*What the task asks:*
The exercise asks for every line of the data to be reproduced exactly.
# Data rows start
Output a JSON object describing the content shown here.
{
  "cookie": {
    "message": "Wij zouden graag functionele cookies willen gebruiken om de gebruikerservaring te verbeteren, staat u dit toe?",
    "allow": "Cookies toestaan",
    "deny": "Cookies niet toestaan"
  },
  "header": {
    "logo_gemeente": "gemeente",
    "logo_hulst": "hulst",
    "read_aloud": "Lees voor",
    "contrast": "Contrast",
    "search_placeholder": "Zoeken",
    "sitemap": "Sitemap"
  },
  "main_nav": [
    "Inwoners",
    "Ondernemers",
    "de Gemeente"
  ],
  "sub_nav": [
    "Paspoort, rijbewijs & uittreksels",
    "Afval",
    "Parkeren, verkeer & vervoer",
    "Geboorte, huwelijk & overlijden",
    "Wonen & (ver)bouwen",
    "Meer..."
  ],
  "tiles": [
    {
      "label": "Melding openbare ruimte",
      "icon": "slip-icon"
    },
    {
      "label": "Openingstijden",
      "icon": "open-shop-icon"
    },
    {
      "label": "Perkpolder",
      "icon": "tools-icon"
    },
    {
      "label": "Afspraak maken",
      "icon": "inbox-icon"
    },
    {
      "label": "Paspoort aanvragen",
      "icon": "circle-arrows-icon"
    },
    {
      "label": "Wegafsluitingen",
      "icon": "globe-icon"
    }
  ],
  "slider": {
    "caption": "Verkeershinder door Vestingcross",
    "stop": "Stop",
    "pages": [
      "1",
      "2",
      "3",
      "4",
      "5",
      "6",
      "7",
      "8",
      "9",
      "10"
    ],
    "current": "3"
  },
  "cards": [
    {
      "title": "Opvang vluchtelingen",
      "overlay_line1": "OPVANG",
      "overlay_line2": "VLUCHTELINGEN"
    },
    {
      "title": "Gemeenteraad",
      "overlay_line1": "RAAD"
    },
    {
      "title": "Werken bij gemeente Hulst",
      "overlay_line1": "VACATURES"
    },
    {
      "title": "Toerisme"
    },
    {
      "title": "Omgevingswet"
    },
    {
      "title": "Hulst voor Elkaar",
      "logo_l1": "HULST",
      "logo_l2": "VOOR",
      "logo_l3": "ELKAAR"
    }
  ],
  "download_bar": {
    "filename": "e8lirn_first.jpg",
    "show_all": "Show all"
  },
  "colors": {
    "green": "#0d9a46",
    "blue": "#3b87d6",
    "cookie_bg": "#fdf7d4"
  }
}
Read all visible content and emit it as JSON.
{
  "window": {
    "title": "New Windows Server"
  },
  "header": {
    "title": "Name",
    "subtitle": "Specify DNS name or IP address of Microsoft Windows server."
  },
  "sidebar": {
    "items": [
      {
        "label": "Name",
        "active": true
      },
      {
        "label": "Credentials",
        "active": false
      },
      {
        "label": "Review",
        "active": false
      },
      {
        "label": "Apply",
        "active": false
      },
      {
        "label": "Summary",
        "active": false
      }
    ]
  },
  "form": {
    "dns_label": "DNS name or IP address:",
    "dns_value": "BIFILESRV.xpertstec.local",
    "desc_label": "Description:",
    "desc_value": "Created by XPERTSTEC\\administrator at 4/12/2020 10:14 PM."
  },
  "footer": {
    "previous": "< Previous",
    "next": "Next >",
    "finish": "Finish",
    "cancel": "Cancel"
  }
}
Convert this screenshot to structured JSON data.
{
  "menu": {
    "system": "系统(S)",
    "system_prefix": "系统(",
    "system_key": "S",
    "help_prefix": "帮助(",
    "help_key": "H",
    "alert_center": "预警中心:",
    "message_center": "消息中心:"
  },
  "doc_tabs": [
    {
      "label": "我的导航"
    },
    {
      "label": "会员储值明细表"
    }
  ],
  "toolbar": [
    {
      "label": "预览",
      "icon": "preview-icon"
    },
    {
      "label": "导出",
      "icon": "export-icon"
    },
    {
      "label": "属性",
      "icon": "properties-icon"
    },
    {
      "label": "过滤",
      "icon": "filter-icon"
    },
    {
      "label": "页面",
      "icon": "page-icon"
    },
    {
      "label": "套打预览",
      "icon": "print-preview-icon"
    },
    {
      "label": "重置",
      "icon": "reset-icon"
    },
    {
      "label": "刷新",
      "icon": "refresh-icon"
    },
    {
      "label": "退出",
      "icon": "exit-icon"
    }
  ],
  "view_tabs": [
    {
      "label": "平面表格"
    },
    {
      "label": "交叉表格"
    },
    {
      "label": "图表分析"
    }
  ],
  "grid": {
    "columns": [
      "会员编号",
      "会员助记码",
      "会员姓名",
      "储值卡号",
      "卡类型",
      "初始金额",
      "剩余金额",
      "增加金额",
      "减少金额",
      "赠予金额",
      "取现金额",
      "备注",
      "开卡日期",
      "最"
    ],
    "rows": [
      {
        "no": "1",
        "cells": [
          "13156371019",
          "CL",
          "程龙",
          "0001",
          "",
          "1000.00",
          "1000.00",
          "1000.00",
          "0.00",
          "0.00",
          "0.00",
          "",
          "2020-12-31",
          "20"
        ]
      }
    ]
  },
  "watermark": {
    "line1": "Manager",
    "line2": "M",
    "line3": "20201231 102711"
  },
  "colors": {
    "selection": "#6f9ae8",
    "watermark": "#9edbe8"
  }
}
# Data rows end
*Output below:*
Output a JSON object describing the content shown here.
{
  "cookie": {
    "message": "Wij zouden graag functionele cookies willen gebruiken om de gebruikerservaring te verbeteren, staat u dit toe?",
    "allow": "Cookies toestaan",
    "deny": "Cookies niet toestaan"
  },
  "header": {
    "logo_gemeente": "gemeente",
    "logo_hulst": "hulst",
    "read_aloud": "Lees voor",
    "contrast": "Contrast",
    "search_placeholder": "Zoeken",
    "sitemap": "Sitemap"
  },
  "main_nav": [
    "Inwoners",
    "Ondernemers",
    "de Gemeente"
  ],
  "sub_nav": [
    "Paspoort, rijbewijs & uittreksels",
    "Afval",
    "Parkeren, verkeer & vervoer",
    "Geboorte, huwelijk & overlijden",
    "Wonen & (ver)bouwen",
    "Meer..."
  ],
  "tiles": [
    {
      "label": "Melding openbare ruimte",
      "icon": "slip-icon"
    },
    {
      "label": "Openingstijden",
      "icon": "open-shop-icon"
    },
    {
      "label": "Perkpolder",
      "icon": "tools-icon"
    },
    {
      "label": "Afspraak maken",
      "icon": "inbox-icon"
    },
    {
      "label": "Paspoort aanvragen",
      "icon": "circle-arrows-icon"
    },
    {
      "label": "Wegafsluitingen",
      "icon": "globe-icon"
    }
  ],
  "slider": {
    "caption": "Verkeershinder door Vestingcross",
    "stop": "Stop",
    "pages": [
      "1",
      "2",
      "3",
      "4",
      "5",
      "6",
      "7",
      "8",
      "9",
      "10"
    ],
    "current": "3"
  },
  "cards": [
    {
      "title": "Opvang vluchtelingen",
      "overlay_line1": "OPVANG",
      "overlay_line2": "VLUCHTELINGEN"
    },
    {
      "title": "Gemeenteraad",
      "overlay_line1": "RAAD"
    },
    {
      "title": "Werken bij gemeente Hulst",
      "overlay_line1": "VACATURES"
    },
    {
      "title": "Toerisme"
    },
    {
      "title": "Omgevingswet"
    },
    {
      "title": "Hulst voor Elkaar",
      "logo_l1": "HULST",
      "logo_l2": "VOOR",
      "logo_l3": "ELKAAR"
    }
  ],
  "download_bar": {
    "filename": "e8lirn_first.jpg",
    "show_all": "Show all"
  },
  "colors": {
    "green": "#0d9a46",
    "blue": "#3b87d6",
    "cookie_bg": "#fdf7d4"
  }
}
Read all visible content and emit it as JSON.
{
  "window": {
    "title": "New Windows Server"
  },
  "header": {
    "title": "Name",
    "subtitle": "Specify DNS name or IP address of Microsoft Windows server."
  },
  "sidebar": {
    "items": [
      {
        "label": "Name",
        "active": true
      },
      {
        "label": "Credentials",
        "active": false
      },
      {
        "label": "Review",
        "active": false
      },
      {
        "label": "Apply",
        "active": false
      },
      {
        "label": "Summary",
        "active": false
      }
    ]
  },
  "form": {
    "dns_label": "DNS name or IP address:",
    "dns_value": "BIFILESRV.xpertstec.local",
    "desc_label": "Description:",
    "desc_value": "Created by XPERTSTEC\\administrator at 4/12/2020 10:14 PM."
  },
  "footer": {
    "previous": "< Previous",
    "next": "Next >",
    "finish": "Finish",
    "cancel": "Cancel"
  }
}
Convert this screenshot to structured JSON data.
{
  "menu": {
    "system": "系统(S)",
    "system_prefix": "系统(",
    "system_key": "S",
    "help_prefix": "帮助(",
    "help_key": "H",
    "alert_center": "预警中心:",
    "message_center": "消息中心:"
  },
  "doc_tabs": [
    {
      "label": "我的导航"
    },
    {
      "label": "会员储值明细表"
    }
  ],
  "toolbar": [
    {
      "label": "预览",
      "icon": "preview-icon"
    },
    {
      "label": "导出",
      "icon": "export-icon"
    },
    {
      "label": "属性",
      "icon": "properties-icon"
    },
    {
      "label": "过滤",
      "icon": "filter-icon"
    },
    {
      "label": "页面",
      "icon": "page-icon"
    },
    {
      "label": "套打预览",
      "icon": "print-preview-icon"
    },
    {
      "label": "重置",
      "icon": "reset-icon"
    },
    {
      "label": "刷新",
      "icon": "refresh-icon"
    },
    {
      "label": "退出",
      "icon": "exit-icon"
    }
  ],
  "view_tabs": [
    {
      "label": "平面表格"
    },
    {
      "label": "交叉表格"
    },
    {
      "label": "图表分析"
    }
  ],
  "grid": {
    "columns": [
      "会员编号",
      "会员助记码",
      "会员姓名",
      "储值卡号",
      "卡类型",
      "初始金额",
      "剩余金额",
      "增加金额",
      "减少金额",
      "赠予金额",
      "取现金额",
      "备注",
      "开卡日期",
      "最"
    ],
    "rows": [
      {
        "no": "1",
        "cells": [
          "13156371019",
          "CL",
          "程龙",
          "0001",
          "",
          "1000.00",
          "1000.00",
          "1000.00",
          "0.00",
          "0.00",
          "0.00",
          "",
          "2020-12-31",
          "20"
        ]
      }
    ]
  },
  "watermark": {
    "line1": "Manager",
    "line2": "M",
    "line3": "20201231 102711"
  },
  "colors": {
    "selection": "#6f9ae8",
    "watermark": "#9edbe8"
  }
}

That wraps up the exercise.